Exercise prompt:
Every line below that mentions the word "Expected" should be copied out.

Entries shown:
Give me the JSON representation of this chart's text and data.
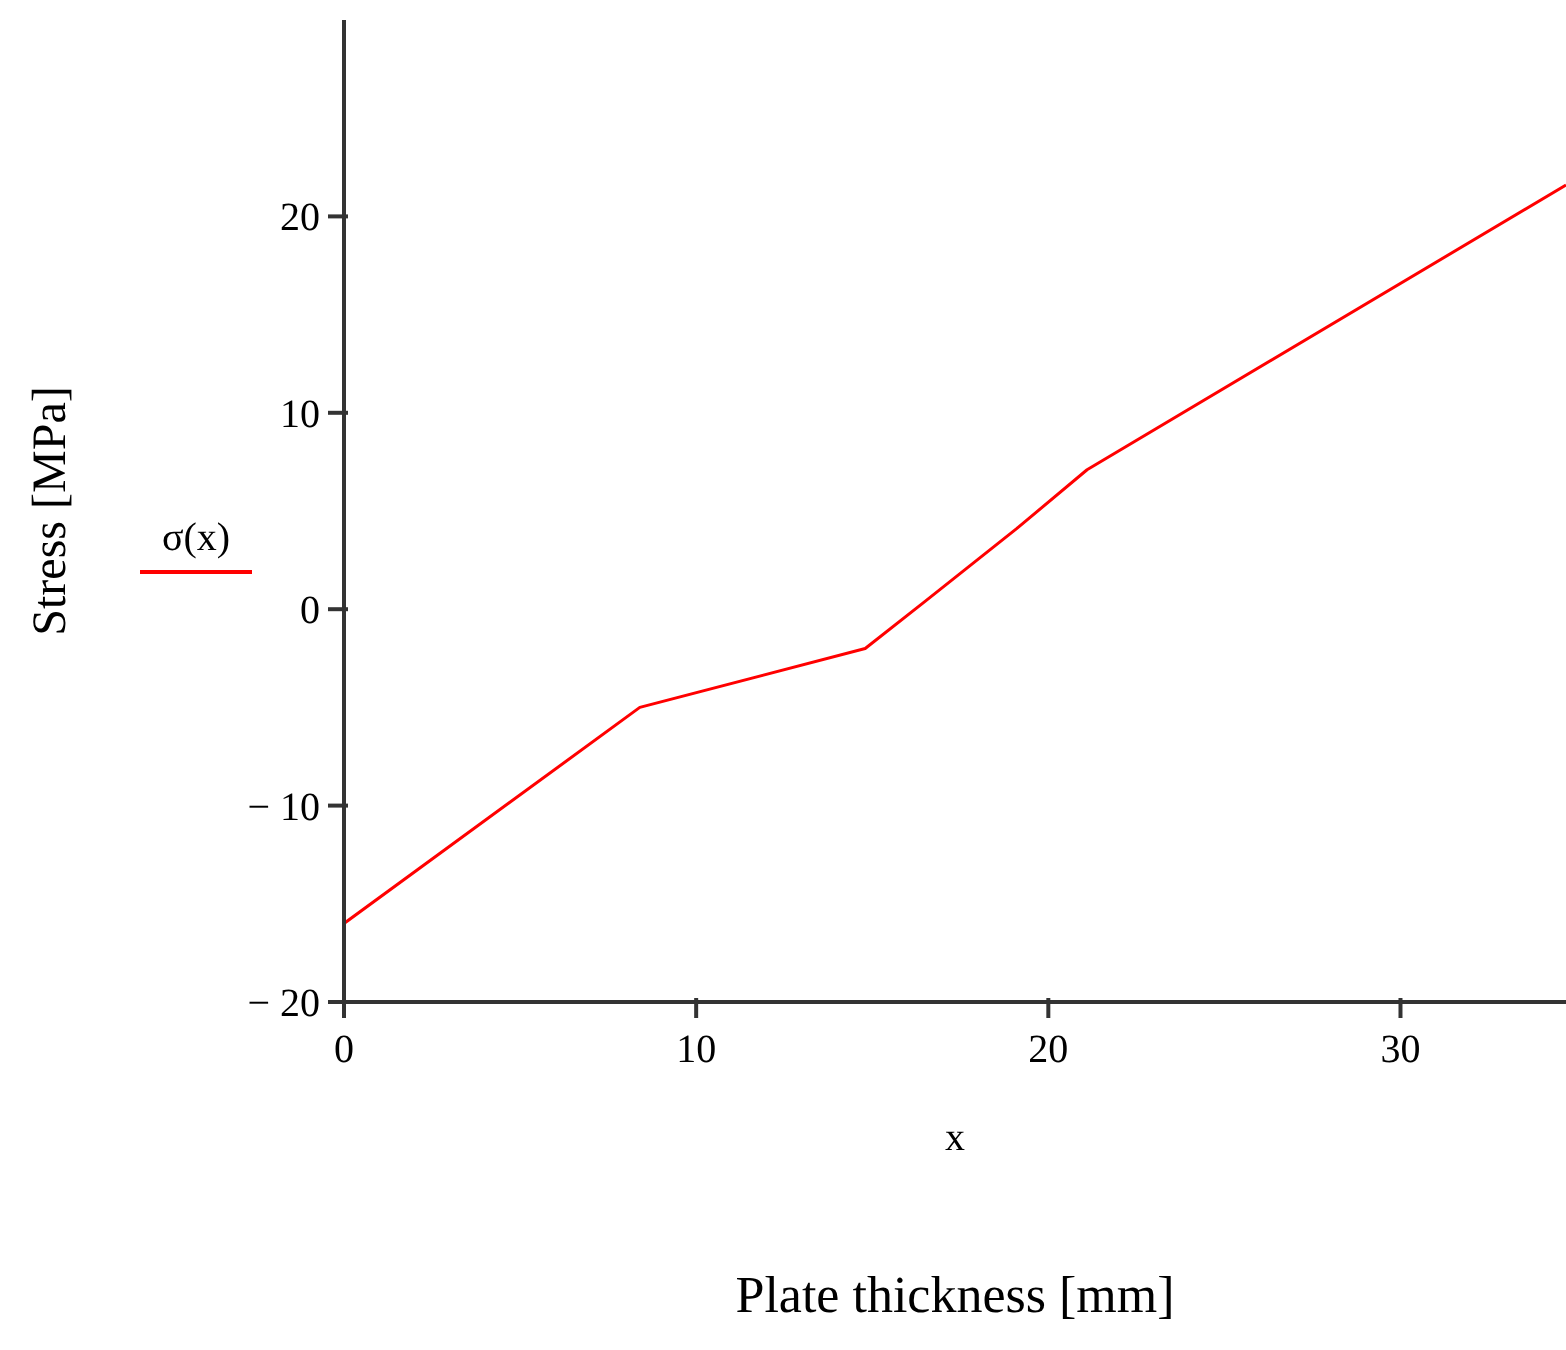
{
  "chart_data": {
    "type": "line",
    "xlabel": "x",
    "ylabel": "Stress [MPa]",
    "annotations": [
      "Plate thickness [mm]"
    ],
    "x": [
      0,
      8.4,
      14.8,
      16.5,
      19.1,
      21.1,
      34.7
    ],
    "series": [
      {
        "name": "σ(x)",
        "color": "#ff0000",
        "values": [
          -16,
          -5,
          -2,
          0.4,
          4.1,
          7.1,
          21.6
        ]
      }
    ],
    "xlim": [
      0,
      34.7
    ],
    "xticks": [
      0,
      10,
      20,
      30
    ],
    "ylim": [
      -20,
      30
    ],
    "yticks": [
      -20,
      -10,
      0,
      10,
      20
    ],
    "legend": "left",
    "grid": false,
    "marker": "none",
    "line_style": "solid"
  }
}
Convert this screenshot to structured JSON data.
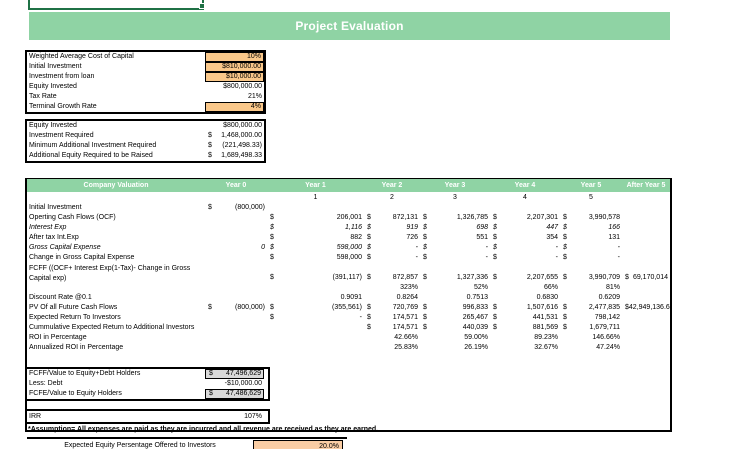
{
  "banner": {
    "title": "Project Evaluation"
  },
  "colors": {
    "banner_green": "#8FD3A4",
    "cell_orange": "#FAC88A",
    "offer_orange": "#FACDA4",
    "cell_gray": "#D9D9D9",
    "selection_green": "#1F7145",
    "border_black": "#000000"
  },
  "assumptions_table": {
    "rows": [
      {
        "label": "Weighted Average Cost of Capital",
        "value": "10%",
        "fill": "orange"
      },
      {
        "label": "Initial Investment",
        "value": "$810,000.00",
        "fill": "orange"
      },
      {
        "label": "Investment from loan",
        "value": "$10,000.00",
        "fill": "orange"
      },
      {
        "label": "Equity Invested",
        "value": "$800,000.00",
        "fill": "none"
      },
      {
        "label": "Tax Rate",
        "value": "21%",
        "fill": "none"
      },
      {
        "label": "Terminal Growth Rate",
        "value": "4%",
        "fill": "orange"
      }
    ]
  },
  "equity_table": {
    "rows": [
      {
        "label": "Equity Invested",
        "dollar": "",
        "value": "$800,000.00"
      },
      {
        "label": "Investment Required",
        "dollar": "$",
        "value": "1,468,000.00"
      },
      {
        "label": "Minimum Additional Investment Required",
        "dollar": "$",
        "value": "(221,498.33)"
      },
      {
        "label": "Additional Equity Required to be Raised",
        "dollar": "$",
        "value": "1,689,498.33"
      }
    ]
  },
  "valuation_table": {
    "headers": [
      "Company Valuation",
      "Year 0",
      "Year 1",
      "Year 2",
      "Year 3",
      "Year 4",
      "Year 5",
      "After Year 5"
    ],
    "period_numbers": [
      "",
      "",
      "1",
      "2",
      "3",
      "4",
      "5",
      ""
    ],
    "rows": [
      {
        "label": "Initial Investment",
        "cells": [
          {
            "d": "$",
            "v": "(800,000)"
          },
          null,
          null,
          null,
          null,
          null,
          null
        ]
      },
      {
        "label": "Operting Cash Flows (OCF)",
        "cells": [
          null,
          {
            "d": "$",
            "v": "206,001"
          },
          {
            "d": "$",
            "v": "872,131"
          },
          {
            "d": "$",
            "v": "1,326,785"
          },
          {
            "d": "$",
            "v": "2,207,301"
          },
          {
            "d": "$",
            "v": "3,990,578"
          },
          null
        ]
      },
      {
        "label": "Interest Exp",
        "italic": true,
        "cells": [
          null,
          {
            "d": "$",
            "v": "1,116"
          },
          {
            "d": "$",
            "v": "919"
          },
          {
            "d": "$",
            "v": "698"
          },
          {
            "d": "$",
            "v": "447"
          },
          {
            "d": "$",
            "v": "166"
          },
          null
        ]
      },
      {
        "label": "After tax Int.Exp",
        "cells": [
          null,
          {
            "d": "$",
            "v": "882"
          },
          {
            "d": "$",
            "v": "726"
          },
          {
            "d": "$",
            "v": "551"
          },
          {
            "d": "$",
            "v": "354"
          },
          {
            "d": "$",
            "v": "131"
          },
          null
        ]
      },
      {
        "label": "Gross Capital Expense",
        "italic": true,
        "cells": [
          {
            "v": "0"
          },
          {
            "d": "$",
            "v": "598,000"
          },
          {
            "d": "$",
            "v": "-"
          },
          {
            "d": "$",
            "v": "-"
          },
          {
            "d": "$",
            "v": "-"
          },
          {
            "d": "$",
            "v": "-"
          },
          null
        ]
      },
      {
        "label": "Change in Gross Capital Expense",
        "cells": [
          null,
          {
            "d": "$",
            "v": "598,000"
          },
          {
            "d": "$",
            "v": "-"
          },
          {
            "d": "$",
            "v": "-"
          },
          {
            "d": "$",
            "v": "-"
          },
          {
            "d": "$",
            "v": "-"
          },
          null
        ]
      },
      {
        "label": "FCFF ((OCF+ Interest Exp(1-Tax)- Change in Gross Capital exp)",
        "tall": true,
        "cells": [
          null,
          {
            "d": "$",
            "v": "(391,117)"
          },
          {
            "d": "$",
            "v": "872,857"
          },
          {
            "d": "$",
            "v": "1,327,336"
          },
          {
            "d": "$",
            "v": "2,207,655"
          },
          {
            "d": "$",
            "v": "3,990,709"
          },
          {
            "d": "$",
            "v": "69,170,014"
          }
        ]
      },
      {
        "label": "",
        "cells": [
          null,
          null,
          {
            "v": "323%"
          },
          {
            "v": "52%"
          },
          {
            "v": "66%"
          },
          {
            "v": "81%"
          },
          null
        ]
      },
      {
        "label": "Discount Rate @0.1",
        "cells": [
          null,
          {
            "v": "0.9091"
          },
          {
            "v": "0.8264"
          },
          {
            "v": "0.7513"
          },
          {
            "v": "0.6830"
          },
          {
            "v": "0.6209"
          },
          null
        ]
      },
      {
        "label": "PV Of all Future Cash Flows",
        "cells": [
          {
            "d": "$",
            "v": "(800,000)"
          },
          {
            "d": "$",
            "v": "(355,561)"
          },
          {
            "d": "$",
            "v": "720,769"
          },
          {
            "d": "$",
            "v": "996,833"
          },
          {
            "d": "$",
            "v": "1,507,616"
          },
          {
            "d": "$",
            "v": "2,477,835"
          },
          {
            "d": "$",
            "v": "42,949,136.61"
          }
        ]
      },
      {
        "label": "Expected Return To Investors",
        "cells": [
          null,
          {
            "d": "$",
            "v": "-"
          },
          {
            "d": "$",
            "v": "174,571"
          },
          {
            "d": "$",
            "v": "265,467"
          },
          {
            "d": "$",
            "v": "441,531"
          },
          {
            "d": "$",
            "v": "798,142"
          },
          null
        ]
      },
      {
        "label": "Cummulative Expected Return to Additional Investors",
        "cells": [
          null,
          null,
          {
            "d": "$",
            "v": "174,571"
          },
          {
            "d": "$",
            "v": "440,039"
          },
          {
            "d": "$",
            "v": "881,569"
          },
          {
            "d": "$",
            "v": "1,679,711"
          },
          null
        ]
      },
      {
        "label": "ROI in Percentage",
        "cells": [
          null,
          null,
          {
            "v": "42.66%"
          },
          {
            "v": "59.00%"
          },
          {
            "v": "89.23%"
          },
          {
            "v": "146.66%"
          },
          null
        ]
      },
      {
        "label": "Annualized ROI in Percentage",
        "cells": [
          null,
          null,
          {
            "v": "25.83%"
          },
          {
            "v": "26.19%"
          },
          {
            "v": "32.67%"
          },
          {
            "v": "47.24%"
          },
          null
        ]
      }
    ]
  },
  "value_summary_table": {
    "rows": [
      {
        "label": "FCFF/Value to Equity+Debt Holders",
        "dollar": "$",
        "value": "47,496,629",
        "fill": "gray"
      },
      {
        "label": "Less: Debt",
        "dollar": "",
        "value": "-$10,000.00",
        "fill": "none"
      },
      {
        "label": "FCFE/Value to Equity Holders",
        "dollar": "$",
        "value": "47,486,629",
        "fill": "gray"
      }
    ]
  },
  "irr": {
    "label": "IRR",
    "value": "107%"
  },
  "assumption_note": "*Assumption= All expenses are paid as they are incurred and all revenue are received as they are earned.",
  "equity_offer": {
    "label": "Expected Equity Persentage Offered to Investors",
    "value": "20.0%"
  }
}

Result:
        "label": "Expected Return To Investors",
        "label": "Cummulative Expected Return to Additional Investors",
    "label": "Expected Equity Persentage Offered to Investors",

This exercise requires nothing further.